## Stated task
Locate every line in the entries below that contains the string "weight", and copy each of those lines in full.

## Provided entries
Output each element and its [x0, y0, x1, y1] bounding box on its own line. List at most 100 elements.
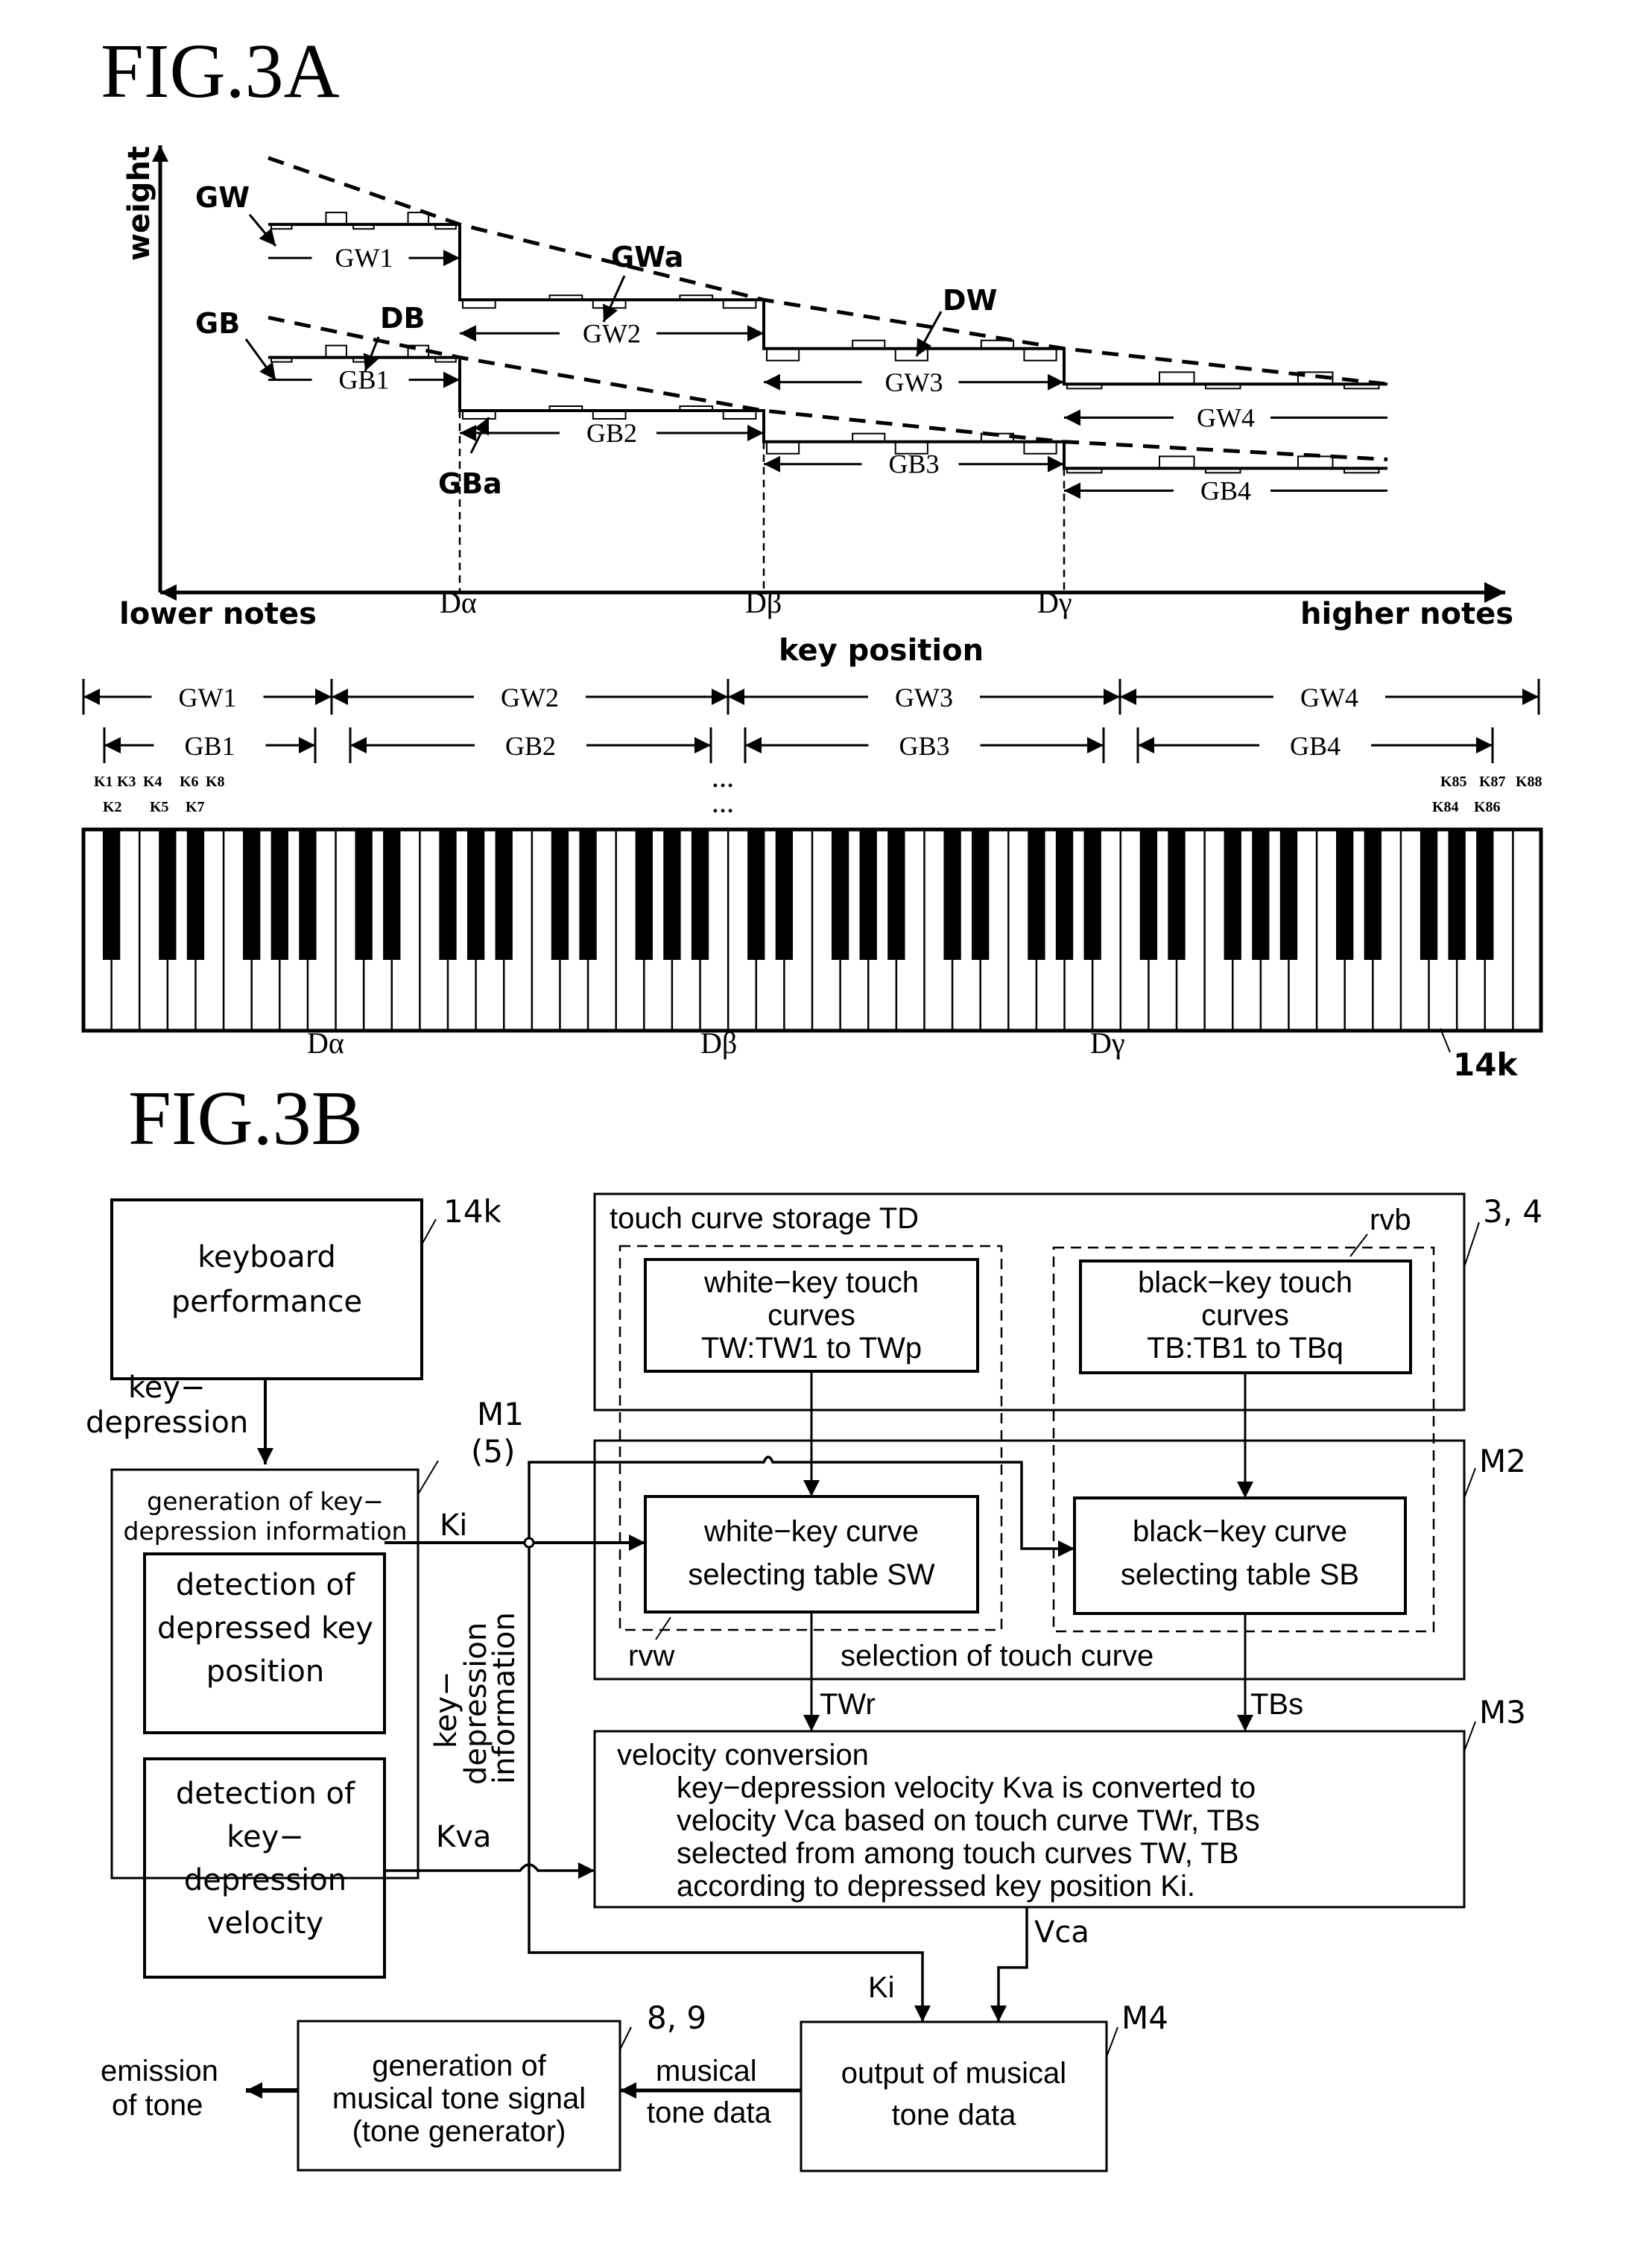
gb-range-label: GB4	[1200, 475, 1251, 505]
black-key	[831, 829, 849, 960]
position-box-l1: detection of	[176, 1568, 355, 1602]
key-label-K88: K88	[1516, 774, 1542, 790]
m1-ref2: (5)	[471, 1433, 516, 1470]
black-key	[1252, 829, 1270, 960]
m3-body-4: according to depressed key position Ki.	[677, 1870, 1195, 1903]
gw-range-label: GW1	[335, 243, 393, 273]
black-key	[1336, 829, 1354, 960]
black-table-l2: selecting table SB	[1121, 1558, 1359, 1591]
vca-line	[990, 1907, 1028, 2022]
kb-gw-label: GW1	[179, 683, 237, 712]
gw-key-variation	[1159, 371, 1195, 385]
m3-velocity-conversion-block: M3 velocity conversion key−depression ve…	[593, 1694, 1526, 1909]
x-right-label: higher notes	[1300, 597, 1513, 631]
tone-gen-ref: 8, 9	[647, 2000, 706, 2036]
velocity-box-l1: detection of	[176, 1777, 355, 1811]
black-key	[355, 829, 373, 960]
black-key	[383, 829, 401, 960]
boundary-label-beta: Dβ	[745, 586, 782, 619]
white-selecting-table-box	[644, 1495, 979, 1613]
tone-gen-l3: (tone generator)	[352, 2115, 566, 2148]
black-key	[635, 829, 653, 960]
signal-Ki: Ki	[440, 1508, 467, 1543]
m3-body-2: velocity Vca based on touch curve TWr, T…	[677, 1804, 1260, 1837]
black-key	[439, 829, 457, 960]
gw-key-variation	[766, 348, 800, 361]
storage-ref: 3, 4	[1483, 1193, 1542, 1230]
key-depression-label-2: depression	[86, 1406, 248, 1440]
keyboard-box-line2: performance	[171, 1285, 362, 1319]
black-key	[1224, 829, 1241, 960]
storage-title: touch curve storage TD	[610, 1202, 919, 1235]
kb-gb-label: GB3	[899, 731, 949, 761]
black-key	[1083, 829, 1101, 960]
black-key	[1028, 829, 1045, 960]
callout-GB: GB	[195, 307, 240, 340]
gw-step-line	[268, 223, 1387, 386]
black-key	[1139, 829, 1158, 960]
key-label-K7: K7	[186, 799, 205, 815]
signal-Vca: Vca	[1034, 1915, 1089, 1950]
key-label-K87: K87	[1479, 774, 1506, 790]
key-label-K8: K8	[206, 774, 225, 790]
velocity-box-l2: key−	[227, 1820, 304, 1854]
key-label-K6: K6	[180, 774, 199, 790]
gb-key-variation	[1297, 455, 1334, 469]
black-key	[1420, 829, 1438, 960]
gb-range-label: GB2	[586, 418, 637, 448]
velocity-box-l3: depression	[184, 1863, 346, 1897]
black-key	[859, 829, 877, 960]
black-table-l1: black−key curve	[1133, 1515, 1347, 1548]
black-key	[1168, 829, 1186, 960]
black-key	[663, 829, 681, 960]
m3-title: velocity conversion	[617, 1739, 869, 1771]
key-label-K3: K3	[117, 774, 136, 790]
black-key	[943, 829, 961, 960]
gb-key-variation	[1023, 441, 1057, 455]
m4-line1: output of musical	[841, 2057, 1066, 2090]
touch-curve-storage-block: touch curve storage TD 3, 4 white−key to…	[593, 1192, 1542, 1412]
black-key	[775, 829, 794, 960]
boundary-label-alpha: Dα	[440, 586, 477, 619]
key-label-K84: K84	[1432, 799, 1459, 815]
key-label-K1: K1	[94, 774, 113, 790]
keyboard-ref: 14k	[1453, 1046, 1518, 1083]
callout-DW: DW	[943, 284, 997, 317]
kb-gw-label: GW2	[501, 683, 559, 712]
emission-label-2: of tone	[112, 2089, 203, 2122]
black-touch-l3: TB:TB1 to TBq	[1147, 1332, 1344, 1365]
black-key	[551, 829, 569, 960]
fig3b-title: FIG.3B	[128, 1075, 363, 1161]
key-label-K2: K2	[103, 799, 122, 815]
ellipsis-top: …	[712, 768, 734, 792]
tone-generator-block: 8, 9 generation of musical tone signal (…	[297, 2000, 706, 2172]
patent-figure-canvas: FIG.3A weight lower notes higher notes k…	[81, 28, 1543, 2172]
m1-header-2: depression information	[124, 1517, 408, 1546]
black-key	[495, 829, 513, 960]
key-label-K5: K5	[150, 799, 169, 815]
m3-body-1: key−depression velocity Kva is converted…	[677, 1771, 1256, 1804]
callout-GW: GW	[195, 181, 250, 214]
black-key	[243, 829, 261, 960]
signal-Ki-m4: Ki	[868, 1971, 895, 2004]
kva-line	[384, 1862, 595, 1879]
callout-GW-leader	[248, 214, 277, 247]
tone-gen-l1: generation of	[372, 2049, 546, 2082]
ellipsis-bottom: …	[712, 793, 734, 818]
bus-label-3: information	[487, 1612, 522, 1784]
black-key	[1055, 829, 1074, 960]
gb-key-variation	[1159, 455, 1195, 469]
m2-touch-curve-selection-block: M2 white−key curve selecting table SW bl…	[593, 1439, 1526, 1681]
tone-gen-l2: musical tone signal	[332, 2082, 586, 2115]
black-key	[1448, 829, 1466, 960]
bus-label: key− depression information	[429, 1612, 522, 1785]
keyboard-box-line1: keyboard	[197, 1240, 336, 1274]
kb-gw-label: GW4	[1300, 683, 1358, 712]
black-key	[466, 829, 485, 960]
gw-key-variation	[894, 348, 928, 361]
emission-label-1: emission	[101, 2055, 218, 2087]
black-key	[159, 829, 177, 960]
y-axis-label: weight	[122, 146, 156, 261]
gw-key-variation	[1023, 348, 1057, 361]
black-key	[972, 829, 990, 960]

## Output below
patent-figure-canvas: FIG.3A weight lower notes higher notes k…	[81, 28, 1543, 2172]
y-axis-label: weight	[122, 146, 156, 261]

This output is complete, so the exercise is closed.